GIVEN ENTRIES:
======

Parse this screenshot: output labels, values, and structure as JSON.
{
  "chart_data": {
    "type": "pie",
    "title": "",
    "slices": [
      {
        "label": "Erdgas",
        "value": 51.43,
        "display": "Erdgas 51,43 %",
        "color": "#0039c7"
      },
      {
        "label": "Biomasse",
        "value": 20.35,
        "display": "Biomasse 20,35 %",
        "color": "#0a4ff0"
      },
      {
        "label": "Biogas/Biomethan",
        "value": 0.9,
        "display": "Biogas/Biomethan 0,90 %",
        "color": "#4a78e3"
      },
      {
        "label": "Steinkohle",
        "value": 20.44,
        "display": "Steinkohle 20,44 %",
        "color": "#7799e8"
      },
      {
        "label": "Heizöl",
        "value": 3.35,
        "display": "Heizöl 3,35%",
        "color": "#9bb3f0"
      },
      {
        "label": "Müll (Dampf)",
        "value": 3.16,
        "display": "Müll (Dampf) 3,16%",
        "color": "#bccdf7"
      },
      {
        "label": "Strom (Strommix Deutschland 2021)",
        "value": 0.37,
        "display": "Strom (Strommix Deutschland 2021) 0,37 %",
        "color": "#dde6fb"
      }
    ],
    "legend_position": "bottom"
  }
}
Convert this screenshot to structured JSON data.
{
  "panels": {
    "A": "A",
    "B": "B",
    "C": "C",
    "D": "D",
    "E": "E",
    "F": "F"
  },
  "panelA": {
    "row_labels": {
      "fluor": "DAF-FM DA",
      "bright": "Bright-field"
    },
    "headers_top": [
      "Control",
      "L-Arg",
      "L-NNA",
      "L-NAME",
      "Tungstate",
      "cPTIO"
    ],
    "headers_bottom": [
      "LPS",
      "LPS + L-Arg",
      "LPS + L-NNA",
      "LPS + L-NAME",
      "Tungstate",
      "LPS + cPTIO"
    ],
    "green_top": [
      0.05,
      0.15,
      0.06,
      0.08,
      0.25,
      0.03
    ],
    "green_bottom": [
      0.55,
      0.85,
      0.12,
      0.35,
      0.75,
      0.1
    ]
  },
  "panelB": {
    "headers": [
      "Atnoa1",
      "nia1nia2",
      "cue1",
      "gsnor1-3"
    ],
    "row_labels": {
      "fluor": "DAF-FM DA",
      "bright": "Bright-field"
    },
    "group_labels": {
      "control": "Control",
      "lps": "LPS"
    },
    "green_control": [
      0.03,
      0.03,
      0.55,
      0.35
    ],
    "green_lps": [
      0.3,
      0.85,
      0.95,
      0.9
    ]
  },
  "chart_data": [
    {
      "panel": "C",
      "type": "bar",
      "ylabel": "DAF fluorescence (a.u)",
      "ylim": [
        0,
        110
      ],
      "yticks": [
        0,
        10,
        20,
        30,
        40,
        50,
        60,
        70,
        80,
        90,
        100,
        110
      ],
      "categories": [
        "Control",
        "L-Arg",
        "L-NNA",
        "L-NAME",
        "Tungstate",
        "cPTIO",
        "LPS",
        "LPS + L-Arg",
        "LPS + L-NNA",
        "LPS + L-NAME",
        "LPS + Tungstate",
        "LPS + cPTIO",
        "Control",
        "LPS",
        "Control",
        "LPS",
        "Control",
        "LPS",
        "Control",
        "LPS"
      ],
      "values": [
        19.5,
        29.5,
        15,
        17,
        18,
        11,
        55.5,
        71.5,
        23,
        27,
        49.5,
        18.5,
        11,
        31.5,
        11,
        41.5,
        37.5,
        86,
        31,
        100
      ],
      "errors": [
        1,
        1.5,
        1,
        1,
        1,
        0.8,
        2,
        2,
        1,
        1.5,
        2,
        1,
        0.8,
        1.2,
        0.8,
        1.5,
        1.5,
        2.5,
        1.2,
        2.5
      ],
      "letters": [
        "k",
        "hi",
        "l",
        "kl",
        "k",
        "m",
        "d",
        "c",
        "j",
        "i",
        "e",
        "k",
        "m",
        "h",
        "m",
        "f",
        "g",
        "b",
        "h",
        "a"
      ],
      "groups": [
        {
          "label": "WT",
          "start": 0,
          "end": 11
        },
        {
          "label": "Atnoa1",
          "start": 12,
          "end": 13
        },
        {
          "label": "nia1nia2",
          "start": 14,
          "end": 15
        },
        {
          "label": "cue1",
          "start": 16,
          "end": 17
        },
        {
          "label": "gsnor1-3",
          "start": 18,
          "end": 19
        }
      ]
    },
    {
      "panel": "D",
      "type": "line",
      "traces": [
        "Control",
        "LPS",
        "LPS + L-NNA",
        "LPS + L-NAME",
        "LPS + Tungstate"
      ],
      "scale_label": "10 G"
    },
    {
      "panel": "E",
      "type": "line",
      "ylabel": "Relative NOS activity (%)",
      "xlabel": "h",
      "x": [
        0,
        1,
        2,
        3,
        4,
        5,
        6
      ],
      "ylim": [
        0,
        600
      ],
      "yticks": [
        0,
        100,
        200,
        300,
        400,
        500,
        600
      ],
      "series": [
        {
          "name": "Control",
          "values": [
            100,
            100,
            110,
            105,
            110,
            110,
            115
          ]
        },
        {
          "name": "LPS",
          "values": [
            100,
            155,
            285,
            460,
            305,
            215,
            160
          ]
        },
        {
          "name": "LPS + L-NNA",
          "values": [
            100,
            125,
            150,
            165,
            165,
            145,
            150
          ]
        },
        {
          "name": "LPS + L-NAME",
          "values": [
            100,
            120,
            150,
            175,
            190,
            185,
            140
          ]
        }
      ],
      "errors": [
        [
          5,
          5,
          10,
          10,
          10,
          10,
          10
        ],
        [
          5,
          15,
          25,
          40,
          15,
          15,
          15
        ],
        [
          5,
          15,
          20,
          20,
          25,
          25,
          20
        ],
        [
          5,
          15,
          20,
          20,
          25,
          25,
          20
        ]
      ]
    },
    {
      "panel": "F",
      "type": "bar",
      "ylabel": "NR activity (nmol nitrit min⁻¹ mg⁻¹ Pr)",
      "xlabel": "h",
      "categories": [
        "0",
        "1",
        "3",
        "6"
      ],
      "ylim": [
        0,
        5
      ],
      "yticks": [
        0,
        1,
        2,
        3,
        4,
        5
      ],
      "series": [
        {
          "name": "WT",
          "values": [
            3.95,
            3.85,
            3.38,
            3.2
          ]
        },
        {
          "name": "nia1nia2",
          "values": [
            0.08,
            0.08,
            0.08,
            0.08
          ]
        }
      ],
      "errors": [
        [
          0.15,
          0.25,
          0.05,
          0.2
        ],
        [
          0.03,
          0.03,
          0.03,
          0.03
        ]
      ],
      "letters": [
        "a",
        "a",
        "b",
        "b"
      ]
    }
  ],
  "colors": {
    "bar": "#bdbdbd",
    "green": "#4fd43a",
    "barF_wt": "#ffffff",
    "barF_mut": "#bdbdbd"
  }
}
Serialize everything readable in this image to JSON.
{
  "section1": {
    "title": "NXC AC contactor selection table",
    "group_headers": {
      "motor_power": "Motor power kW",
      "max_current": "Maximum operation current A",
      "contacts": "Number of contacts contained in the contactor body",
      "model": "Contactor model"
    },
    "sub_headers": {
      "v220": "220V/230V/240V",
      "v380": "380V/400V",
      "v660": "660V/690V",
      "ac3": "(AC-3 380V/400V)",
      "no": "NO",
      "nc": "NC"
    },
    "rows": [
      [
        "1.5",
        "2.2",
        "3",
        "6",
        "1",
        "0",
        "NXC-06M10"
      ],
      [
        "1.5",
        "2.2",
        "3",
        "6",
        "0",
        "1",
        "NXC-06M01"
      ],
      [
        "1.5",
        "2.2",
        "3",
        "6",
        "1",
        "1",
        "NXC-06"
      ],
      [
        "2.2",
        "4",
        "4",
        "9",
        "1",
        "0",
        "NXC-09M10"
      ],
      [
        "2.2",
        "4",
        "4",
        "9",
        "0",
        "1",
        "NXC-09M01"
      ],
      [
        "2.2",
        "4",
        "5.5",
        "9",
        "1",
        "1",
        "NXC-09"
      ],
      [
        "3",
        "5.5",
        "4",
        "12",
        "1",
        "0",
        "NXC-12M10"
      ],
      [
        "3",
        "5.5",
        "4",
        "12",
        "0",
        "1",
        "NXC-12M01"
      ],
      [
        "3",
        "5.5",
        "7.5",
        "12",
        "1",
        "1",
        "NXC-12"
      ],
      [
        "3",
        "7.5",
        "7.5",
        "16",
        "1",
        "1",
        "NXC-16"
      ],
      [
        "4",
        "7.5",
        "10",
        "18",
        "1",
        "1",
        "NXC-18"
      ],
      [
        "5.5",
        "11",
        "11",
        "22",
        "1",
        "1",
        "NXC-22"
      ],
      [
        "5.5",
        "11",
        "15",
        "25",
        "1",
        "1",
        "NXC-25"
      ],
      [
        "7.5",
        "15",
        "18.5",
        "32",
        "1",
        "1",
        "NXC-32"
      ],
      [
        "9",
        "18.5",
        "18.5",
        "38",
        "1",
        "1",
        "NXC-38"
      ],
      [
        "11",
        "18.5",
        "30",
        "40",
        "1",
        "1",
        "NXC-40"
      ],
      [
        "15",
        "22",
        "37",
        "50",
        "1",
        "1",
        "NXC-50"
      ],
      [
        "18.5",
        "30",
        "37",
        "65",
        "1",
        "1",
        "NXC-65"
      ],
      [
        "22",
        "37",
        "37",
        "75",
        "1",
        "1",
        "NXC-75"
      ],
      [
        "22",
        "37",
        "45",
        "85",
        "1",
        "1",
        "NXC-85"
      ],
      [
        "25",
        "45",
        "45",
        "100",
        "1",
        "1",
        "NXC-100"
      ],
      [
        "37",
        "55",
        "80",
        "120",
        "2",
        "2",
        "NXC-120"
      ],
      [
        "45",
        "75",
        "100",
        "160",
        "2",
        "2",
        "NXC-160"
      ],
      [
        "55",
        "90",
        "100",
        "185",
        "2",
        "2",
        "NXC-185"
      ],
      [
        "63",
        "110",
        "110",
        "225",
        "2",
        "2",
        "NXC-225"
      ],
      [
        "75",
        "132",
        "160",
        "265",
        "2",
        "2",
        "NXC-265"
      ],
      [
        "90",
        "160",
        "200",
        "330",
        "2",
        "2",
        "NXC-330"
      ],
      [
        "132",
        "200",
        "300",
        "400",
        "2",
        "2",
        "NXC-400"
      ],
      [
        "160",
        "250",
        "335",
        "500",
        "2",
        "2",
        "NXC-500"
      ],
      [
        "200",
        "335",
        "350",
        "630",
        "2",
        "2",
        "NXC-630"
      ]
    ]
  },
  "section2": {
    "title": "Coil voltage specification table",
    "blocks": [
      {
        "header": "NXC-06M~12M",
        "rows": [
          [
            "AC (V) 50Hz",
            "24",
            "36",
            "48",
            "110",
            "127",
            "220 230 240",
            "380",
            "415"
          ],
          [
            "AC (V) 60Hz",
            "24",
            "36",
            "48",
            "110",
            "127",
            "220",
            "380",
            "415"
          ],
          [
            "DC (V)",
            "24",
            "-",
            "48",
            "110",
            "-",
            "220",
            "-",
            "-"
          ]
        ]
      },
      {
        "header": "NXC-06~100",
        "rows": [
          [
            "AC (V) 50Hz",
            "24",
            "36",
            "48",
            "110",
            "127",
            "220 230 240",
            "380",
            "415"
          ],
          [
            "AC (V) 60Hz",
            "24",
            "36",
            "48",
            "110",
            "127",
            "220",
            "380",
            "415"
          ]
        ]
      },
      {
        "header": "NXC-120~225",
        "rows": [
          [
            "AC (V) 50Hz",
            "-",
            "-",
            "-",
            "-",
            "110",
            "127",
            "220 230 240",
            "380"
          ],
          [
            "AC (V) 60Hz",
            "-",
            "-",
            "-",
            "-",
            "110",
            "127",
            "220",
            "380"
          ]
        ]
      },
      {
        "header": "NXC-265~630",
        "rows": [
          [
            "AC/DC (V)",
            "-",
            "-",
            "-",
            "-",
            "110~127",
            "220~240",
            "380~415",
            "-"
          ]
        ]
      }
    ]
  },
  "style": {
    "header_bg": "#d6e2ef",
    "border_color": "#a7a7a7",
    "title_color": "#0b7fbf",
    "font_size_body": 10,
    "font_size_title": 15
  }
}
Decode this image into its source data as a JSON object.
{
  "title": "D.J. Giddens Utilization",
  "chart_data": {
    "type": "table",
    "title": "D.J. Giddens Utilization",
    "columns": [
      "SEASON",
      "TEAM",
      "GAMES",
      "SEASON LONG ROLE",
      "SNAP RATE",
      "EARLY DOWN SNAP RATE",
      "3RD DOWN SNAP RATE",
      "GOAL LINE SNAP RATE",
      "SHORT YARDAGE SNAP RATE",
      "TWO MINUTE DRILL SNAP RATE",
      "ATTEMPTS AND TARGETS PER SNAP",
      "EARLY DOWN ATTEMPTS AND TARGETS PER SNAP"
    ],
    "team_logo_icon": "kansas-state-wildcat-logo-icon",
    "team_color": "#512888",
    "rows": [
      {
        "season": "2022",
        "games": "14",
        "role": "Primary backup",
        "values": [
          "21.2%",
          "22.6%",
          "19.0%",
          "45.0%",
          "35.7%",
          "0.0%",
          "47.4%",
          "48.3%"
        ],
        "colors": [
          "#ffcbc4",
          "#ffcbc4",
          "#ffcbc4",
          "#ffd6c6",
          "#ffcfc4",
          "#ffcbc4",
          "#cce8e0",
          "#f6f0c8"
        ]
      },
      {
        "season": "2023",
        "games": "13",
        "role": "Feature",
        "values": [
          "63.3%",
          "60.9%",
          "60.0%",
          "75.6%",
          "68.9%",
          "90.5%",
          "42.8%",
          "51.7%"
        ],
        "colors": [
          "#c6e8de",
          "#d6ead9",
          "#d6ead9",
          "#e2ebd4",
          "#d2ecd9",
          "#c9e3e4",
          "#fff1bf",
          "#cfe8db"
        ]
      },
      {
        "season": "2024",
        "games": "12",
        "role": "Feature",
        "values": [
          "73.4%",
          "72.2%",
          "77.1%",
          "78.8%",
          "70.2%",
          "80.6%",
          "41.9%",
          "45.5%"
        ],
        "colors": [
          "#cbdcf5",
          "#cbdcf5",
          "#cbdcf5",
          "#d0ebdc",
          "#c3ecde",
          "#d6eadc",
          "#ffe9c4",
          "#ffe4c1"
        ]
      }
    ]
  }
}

======

WHAT THE TASK REQUIRES: Give the number of lines in the records above that contain the word "ylabel". Reply with that number alone.

REPLY: 3